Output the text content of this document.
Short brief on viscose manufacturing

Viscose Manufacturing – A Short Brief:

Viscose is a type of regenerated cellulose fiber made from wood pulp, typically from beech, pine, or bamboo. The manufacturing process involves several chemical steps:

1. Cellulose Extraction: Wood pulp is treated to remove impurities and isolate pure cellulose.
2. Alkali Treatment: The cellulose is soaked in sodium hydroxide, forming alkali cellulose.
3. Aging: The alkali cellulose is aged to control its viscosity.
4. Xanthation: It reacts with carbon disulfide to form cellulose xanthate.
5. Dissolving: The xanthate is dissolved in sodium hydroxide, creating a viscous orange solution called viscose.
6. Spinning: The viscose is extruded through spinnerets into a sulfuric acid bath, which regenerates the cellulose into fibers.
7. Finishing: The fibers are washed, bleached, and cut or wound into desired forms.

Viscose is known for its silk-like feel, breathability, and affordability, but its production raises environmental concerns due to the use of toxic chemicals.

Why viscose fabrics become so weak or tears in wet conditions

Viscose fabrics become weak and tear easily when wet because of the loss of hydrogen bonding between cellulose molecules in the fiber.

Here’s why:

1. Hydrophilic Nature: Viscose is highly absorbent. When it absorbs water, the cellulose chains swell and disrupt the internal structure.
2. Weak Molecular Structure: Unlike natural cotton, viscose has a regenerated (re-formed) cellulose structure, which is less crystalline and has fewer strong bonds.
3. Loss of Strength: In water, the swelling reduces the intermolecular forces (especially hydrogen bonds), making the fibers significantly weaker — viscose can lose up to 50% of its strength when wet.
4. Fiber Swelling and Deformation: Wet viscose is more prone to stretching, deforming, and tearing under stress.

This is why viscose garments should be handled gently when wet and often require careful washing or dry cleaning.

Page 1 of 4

###

▸ TASK BRIEF:
Output the data above exactly, please, line for line.

▸ SOLUTION BELOW:
Output the text content of this document.
Short brief on viscose manufacturing

Viscose Manufacturing – A Short Brief:

Viscose is a type of regenerated cellulose fiber made from wood pulp, typically from beech, pine, or bamboo. The manufacturing process involves several chemical steps:

1. Cellulose Extraction: Wood pulp is treated to remove impurities and isolate pure cellulose.
2. Alkali Treatment: The cellulose is soaked in sodium hydroxide, forming alkali cellulose.
3. Aging: The alkali cellulose is aged to control its viscosity.
4. Xanthation: It reacts with carbon disulfide to form cellulose xanthate.
5. Dissolving: The xanthate is dissolved in sodium hydroxide, creating a viscous orange solution called viscose.
6. Spinning: The viscose is extruded through spinnerets into a sulfuric acid bath, which regenerates the cellulose into fibers.
7. Finishing: The fibers are washed, bleached, and cut or wound into desired forms.

Viscose is known for its silk-like feel, breathability, and affordability, but its production raises environmental concerns due to the use of toxic chemicals.

Why viscose fabrics become so weak or tears in wet conditions

Viscose fabrics become weak and tear easily when wet because of the loss of hydrogen bonding between cellulose molecules in the fiber.

Here’s why:

1. Hydrophilic Nature: Viscose is highly absorbent. When it absorbs water, the cellulose chains swell and disrupt the internal structure.
2. Weak Molecular Structure: Unlike natural cotton, viscose has a regenerated (re-formed) cellulose structure, which is less crystalline and has fewer strong bonds.
3. Loss of Strength: In water, the swelling reduces the intermolecular forces (especially hydrogen bonds), making the fibers significantly weaker — viscose can lose up to 50% of its strength when wet.
4. Fiber Swelling and Deformation: Wet viscose is more prone to stretching, deforming, and tearing under stress.

This is why viscose garments should be handled gently when wet and often require careful washing or dry cleaning.

Page 1 of 4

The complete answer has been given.